• WHAT YOU SHOULD DO
Sort through the data and copy the lines holding the word "this".

• DATA FOR PROCESSING
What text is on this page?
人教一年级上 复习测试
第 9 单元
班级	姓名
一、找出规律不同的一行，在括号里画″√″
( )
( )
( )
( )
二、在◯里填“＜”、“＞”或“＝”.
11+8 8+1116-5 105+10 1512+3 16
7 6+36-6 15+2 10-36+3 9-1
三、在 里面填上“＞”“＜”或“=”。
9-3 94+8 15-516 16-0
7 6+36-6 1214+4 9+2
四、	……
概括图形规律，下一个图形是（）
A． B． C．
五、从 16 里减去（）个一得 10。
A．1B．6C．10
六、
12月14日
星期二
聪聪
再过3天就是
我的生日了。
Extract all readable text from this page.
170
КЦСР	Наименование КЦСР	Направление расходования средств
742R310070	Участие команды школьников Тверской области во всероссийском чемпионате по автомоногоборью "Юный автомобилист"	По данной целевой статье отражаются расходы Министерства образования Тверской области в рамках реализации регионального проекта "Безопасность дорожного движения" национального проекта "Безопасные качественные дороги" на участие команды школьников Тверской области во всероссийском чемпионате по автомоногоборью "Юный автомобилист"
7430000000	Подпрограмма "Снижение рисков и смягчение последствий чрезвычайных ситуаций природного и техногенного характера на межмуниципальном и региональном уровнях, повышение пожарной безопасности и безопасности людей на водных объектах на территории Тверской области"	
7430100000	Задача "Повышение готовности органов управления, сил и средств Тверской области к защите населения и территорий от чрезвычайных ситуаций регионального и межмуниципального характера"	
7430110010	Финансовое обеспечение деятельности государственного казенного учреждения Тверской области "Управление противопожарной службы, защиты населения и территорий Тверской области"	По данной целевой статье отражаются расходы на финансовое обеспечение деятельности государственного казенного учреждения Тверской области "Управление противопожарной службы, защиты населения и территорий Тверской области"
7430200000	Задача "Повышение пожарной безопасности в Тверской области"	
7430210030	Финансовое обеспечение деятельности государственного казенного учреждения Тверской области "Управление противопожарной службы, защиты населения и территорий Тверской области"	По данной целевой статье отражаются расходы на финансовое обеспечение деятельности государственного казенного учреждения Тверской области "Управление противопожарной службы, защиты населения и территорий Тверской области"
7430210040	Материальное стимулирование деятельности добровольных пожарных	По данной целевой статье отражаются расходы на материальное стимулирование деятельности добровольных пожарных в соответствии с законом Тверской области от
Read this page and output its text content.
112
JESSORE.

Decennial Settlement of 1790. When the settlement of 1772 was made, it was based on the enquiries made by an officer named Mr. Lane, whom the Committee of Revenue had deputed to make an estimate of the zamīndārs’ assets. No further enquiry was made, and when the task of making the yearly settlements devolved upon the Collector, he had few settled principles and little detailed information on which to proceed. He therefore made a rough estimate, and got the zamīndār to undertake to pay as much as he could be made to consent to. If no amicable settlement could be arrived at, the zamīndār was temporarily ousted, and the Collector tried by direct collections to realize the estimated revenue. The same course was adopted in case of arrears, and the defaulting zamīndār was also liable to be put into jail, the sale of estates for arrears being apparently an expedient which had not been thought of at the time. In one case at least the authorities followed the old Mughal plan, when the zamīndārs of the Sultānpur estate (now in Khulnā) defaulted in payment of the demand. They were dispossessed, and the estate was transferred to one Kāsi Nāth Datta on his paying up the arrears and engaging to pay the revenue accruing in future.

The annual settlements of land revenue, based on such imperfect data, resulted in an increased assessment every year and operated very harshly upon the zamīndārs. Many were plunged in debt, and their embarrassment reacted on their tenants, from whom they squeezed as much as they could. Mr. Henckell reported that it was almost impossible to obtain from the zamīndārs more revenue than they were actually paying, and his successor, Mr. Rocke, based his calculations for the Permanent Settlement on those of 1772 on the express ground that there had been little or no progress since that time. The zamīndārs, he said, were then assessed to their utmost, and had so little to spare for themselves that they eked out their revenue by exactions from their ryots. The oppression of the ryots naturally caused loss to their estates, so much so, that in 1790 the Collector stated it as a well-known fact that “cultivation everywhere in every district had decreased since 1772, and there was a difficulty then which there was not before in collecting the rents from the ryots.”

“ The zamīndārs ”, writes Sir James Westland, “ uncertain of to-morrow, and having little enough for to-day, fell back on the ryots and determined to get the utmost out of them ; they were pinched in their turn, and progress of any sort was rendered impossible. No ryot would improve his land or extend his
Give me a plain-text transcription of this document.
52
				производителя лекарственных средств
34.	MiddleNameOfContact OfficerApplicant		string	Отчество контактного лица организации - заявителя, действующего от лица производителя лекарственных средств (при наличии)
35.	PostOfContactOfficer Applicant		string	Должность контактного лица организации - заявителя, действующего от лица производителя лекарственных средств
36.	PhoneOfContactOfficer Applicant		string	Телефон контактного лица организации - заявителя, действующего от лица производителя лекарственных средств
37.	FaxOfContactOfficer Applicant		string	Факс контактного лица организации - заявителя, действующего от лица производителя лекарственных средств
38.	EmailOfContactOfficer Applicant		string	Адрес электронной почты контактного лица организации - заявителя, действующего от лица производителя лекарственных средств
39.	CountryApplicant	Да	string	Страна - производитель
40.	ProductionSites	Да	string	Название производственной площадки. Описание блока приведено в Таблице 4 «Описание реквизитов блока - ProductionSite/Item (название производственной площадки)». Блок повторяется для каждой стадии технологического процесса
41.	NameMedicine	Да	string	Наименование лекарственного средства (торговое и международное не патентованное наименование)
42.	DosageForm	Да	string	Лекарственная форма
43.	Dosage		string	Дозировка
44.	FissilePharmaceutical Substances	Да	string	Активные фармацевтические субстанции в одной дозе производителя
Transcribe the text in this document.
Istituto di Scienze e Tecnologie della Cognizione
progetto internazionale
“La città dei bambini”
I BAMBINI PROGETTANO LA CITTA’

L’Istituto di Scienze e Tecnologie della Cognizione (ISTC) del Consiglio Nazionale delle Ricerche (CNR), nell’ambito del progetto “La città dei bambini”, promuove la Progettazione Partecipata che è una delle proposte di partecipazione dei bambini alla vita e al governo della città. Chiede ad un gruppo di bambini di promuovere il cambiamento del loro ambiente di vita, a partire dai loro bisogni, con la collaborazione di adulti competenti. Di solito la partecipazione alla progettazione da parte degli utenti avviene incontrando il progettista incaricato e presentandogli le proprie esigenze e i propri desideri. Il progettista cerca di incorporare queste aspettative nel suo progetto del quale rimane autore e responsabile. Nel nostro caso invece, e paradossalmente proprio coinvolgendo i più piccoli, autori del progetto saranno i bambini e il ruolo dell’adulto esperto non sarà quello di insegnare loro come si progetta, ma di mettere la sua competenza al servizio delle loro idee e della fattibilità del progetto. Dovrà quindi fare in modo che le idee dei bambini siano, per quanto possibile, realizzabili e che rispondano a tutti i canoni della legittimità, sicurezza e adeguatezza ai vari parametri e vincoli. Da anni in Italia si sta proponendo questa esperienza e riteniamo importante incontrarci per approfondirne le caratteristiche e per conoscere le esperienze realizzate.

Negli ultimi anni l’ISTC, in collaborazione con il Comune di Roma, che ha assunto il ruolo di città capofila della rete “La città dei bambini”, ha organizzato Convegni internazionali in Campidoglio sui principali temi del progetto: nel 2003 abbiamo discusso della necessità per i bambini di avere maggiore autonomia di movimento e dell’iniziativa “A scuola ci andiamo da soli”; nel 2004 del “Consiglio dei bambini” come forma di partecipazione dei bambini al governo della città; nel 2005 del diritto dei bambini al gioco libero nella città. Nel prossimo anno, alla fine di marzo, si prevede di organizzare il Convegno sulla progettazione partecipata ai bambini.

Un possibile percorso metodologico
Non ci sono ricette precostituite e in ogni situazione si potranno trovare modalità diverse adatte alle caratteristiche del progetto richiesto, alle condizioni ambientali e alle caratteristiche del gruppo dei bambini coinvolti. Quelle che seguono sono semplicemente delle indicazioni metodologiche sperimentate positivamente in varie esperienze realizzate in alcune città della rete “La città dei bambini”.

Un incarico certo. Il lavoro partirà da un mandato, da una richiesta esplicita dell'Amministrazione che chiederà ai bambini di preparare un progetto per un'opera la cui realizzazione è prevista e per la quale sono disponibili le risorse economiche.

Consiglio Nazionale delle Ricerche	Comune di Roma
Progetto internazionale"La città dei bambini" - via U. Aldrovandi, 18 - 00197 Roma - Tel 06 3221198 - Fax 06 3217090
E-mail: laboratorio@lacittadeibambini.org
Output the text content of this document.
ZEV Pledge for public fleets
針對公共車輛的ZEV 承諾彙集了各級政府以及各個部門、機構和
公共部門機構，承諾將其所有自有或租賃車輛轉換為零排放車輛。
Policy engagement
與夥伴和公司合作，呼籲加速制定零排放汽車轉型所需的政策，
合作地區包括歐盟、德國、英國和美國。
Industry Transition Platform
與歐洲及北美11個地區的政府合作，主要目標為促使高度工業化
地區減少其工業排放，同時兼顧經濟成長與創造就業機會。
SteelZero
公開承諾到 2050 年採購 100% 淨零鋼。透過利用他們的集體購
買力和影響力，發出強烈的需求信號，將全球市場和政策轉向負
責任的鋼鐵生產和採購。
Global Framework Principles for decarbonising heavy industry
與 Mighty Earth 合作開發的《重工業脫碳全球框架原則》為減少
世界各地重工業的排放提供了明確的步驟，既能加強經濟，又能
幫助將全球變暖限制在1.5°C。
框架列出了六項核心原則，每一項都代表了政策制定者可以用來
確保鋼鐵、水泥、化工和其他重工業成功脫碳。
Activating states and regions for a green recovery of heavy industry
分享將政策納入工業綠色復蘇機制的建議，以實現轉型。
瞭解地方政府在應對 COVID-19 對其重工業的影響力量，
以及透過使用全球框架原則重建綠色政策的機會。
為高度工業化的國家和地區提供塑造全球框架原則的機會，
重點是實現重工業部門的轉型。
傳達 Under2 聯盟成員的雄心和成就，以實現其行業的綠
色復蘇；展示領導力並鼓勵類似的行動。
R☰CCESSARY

• SOLUTION BELOW
What text is on this page?
Extract all readable text from this page.
Read this page and output its text content.
Give me a plain-text transcription of this document.
Transcribe the text in this document.
Output the text content of this document.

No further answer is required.